Stated problem>
Locate the string "Grab" throughout the material and copy every line in which it occurs.

━━━━━━━━━━━━━━━━━━━━

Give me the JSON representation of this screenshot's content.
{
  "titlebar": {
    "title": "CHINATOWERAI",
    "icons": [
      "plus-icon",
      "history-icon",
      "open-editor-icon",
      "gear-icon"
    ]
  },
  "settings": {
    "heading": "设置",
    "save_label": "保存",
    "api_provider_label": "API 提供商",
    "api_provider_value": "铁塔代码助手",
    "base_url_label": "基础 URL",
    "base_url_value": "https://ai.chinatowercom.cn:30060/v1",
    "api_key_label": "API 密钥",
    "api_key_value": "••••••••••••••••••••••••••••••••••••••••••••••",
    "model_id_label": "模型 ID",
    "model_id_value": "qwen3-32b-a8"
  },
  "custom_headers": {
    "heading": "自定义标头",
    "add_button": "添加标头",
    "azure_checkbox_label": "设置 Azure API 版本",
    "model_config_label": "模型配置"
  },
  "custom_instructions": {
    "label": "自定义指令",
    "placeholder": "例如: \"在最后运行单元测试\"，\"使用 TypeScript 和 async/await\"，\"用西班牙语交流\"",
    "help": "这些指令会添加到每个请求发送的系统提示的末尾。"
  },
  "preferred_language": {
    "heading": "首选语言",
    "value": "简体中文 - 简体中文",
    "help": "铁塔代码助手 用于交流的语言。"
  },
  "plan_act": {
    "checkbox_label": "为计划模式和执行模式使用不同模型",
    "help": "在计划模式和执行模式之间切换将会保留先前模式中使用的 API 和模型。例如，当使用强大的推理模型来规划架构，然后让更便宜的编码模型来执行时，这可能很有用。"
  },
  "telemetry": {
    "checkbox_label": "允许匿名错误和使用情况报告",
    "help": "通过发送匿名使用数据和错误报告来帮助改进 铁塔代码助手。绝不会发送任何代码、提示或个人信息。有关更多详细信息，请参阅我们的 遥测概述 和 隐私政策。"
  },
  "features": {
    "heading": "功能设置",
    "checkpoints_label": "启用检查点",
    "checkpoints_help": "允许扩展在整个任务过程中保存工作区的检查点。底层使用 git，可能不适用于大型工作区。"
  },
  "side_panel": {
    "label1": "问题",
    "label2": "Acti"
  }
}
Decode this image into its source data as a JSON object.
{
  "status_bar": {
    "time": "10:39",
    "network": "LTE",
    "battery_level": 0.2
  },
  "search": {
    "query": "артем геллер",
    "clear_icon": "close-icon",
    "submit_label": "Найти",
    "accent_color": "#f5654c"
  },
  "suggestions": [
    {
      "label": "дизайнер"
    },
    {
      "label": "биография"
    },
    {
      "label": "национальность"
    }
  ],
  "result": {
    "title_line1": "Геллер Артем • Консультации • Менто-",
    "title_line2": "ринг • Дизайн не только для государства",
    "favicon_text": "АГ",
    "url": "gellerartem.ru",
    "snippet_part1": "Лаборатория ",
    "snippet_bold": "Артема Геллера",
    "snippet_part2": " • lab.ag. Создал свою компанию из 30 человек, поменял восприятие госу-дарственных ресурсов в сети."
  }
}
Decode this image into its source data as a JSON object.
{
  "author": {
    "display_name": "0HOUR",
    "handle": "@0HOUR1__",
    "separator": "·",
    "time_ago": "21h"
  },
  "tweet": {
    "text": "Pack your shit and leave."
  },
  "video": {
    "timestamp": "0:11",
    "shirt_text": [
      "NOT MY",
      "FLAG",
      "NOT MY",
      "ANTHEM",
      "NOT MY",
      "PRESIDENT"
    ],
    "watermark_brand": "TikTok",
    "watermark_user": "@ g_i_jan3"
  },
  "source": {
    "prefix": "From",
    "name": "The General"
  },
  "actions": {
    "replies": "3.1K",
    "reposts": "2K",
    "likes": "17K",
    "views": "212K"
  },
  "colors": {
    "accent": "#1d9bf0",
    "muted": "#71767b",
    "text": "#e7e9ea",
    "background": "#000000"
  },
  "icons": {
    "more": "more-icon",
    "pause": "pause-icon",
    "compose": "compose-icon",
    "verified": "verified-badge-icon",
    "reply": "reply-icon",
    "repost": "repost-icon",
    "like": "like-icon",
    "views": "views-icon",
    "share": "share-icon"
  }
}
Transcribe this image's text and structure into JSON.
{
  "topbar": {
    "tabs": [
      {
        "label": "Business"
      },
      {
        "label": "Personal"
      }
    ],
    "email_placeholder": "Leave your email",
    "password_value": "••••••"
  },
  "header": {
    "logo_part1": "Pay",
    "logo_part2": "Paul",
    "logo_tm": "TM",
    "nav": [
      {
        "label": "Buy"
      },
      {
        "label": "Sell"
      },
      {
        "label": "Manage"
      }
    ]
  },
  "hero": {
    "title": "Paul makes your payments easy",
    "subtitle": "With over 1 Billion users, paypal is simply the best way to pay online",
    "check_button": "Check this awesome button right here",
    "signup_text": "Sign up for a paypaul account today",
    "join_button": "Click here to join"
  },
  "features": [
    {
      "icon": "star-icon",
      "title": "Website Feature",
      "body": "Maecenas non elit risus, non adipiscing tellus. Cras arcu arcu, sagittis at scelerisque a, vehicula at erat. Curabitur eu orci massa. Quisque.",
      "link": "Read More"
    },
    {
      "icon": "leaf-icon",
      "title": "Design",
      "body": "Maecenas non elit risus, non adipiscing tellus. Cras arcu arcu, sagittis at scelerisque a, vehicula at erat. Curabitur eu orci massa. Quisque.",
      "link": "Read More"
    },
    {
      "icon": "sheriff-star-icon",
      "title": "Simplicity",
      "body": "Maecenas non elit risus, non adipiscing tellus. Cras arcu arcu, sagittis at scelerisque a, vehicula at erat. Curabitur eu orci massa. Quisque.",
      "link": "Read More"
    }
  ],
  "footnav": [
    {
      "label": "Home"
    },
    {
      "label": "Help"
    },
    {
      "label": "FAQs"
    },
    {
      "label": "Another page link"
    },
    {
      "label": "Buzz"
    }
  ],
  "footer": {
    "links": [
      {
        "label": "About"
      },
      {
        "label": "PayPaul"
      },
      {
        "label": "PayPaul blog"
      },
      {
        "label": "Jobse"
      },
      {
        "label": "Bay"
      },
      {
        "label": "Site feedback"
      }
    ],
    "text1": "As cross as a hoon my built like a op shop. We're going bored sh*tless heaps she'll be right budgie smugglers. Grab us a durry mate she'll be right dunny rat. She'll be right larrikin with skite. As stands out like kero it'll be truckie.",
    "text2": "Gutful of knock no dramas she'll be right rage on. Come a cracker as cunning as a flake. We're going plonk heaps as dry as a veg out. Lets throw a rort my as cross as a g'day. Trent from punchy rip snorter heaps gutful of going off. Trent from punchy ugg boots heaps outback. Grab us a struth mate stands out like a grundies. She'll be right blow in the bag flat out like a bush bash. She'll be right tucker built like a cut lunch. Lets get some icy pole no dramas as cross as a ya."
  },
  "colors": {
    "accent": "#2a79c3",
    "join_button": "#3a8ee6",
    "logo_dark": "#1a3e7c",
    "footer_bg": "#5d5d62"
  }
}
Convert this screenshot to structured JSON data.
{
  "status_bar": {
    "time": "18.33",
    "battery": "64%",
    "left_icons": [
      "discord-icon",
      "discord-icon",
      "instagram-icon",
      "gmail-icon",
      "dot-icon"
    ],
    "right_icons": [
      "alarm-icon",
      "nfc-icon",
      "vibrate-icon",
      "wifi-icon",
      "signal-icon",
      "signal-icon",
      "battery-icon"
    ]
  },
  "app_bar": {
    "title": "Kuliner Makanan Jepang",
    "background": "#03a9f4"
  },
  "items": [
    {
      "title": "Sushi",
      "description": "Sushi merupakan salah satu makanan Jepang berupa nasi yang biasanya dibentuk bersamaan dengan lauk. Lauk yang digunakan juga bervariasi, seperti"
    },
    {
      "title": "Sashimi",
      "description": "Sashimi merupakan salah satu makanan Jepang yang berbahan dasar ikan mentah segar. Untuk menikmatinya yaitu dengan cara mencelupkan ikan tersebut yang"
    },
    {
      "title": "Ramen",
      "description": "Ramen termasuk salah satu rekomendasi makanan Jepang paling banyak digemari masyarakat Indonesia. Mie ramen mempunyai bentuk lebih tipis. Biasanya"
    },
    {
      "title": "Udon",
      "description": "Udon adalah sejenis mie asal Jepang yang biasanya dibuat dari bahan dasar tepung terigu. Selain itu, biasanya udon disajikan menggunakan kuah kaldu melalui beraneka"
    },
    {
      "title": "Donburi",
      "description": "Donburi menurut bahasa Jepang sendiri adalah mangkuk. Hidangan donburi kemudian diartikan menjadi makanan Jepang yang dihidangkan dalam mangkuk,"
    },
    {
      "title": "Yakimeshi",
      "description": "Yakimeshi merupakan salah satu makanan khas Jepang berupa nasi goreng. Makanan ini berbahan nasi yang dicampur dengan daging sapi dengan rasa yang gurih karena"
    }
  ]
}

━━━━━━━━━━━━━━━━━━━━

Answer>
    "text1": "As cross as a hoon my built like a op shop. We're going bored sh*tless heaps she'll be right budgie smugglers. Grab us a durry mate she'll be right dunny rat. She'll be right larrikin with skite. As stands out like kero it'll be truckie.",
    "text2": "Gutful of knock no dramas she'll be right rage on. Come a cracker as cunning as a flake. We're going plonk heaps as dry as a veg out. Lets throw a rort my as cross as a g'day. Trent from punchy rip snorter heaps gutful of going off. Trent from punchy ugg boots heaps outback. Grab us a struth mate stands out like a grundies. She'll be right blow in the bag flat out like a bush bash. She'll be right tucker built like a cut lunch. Lets get some icy pole no dramas as cross as a ya."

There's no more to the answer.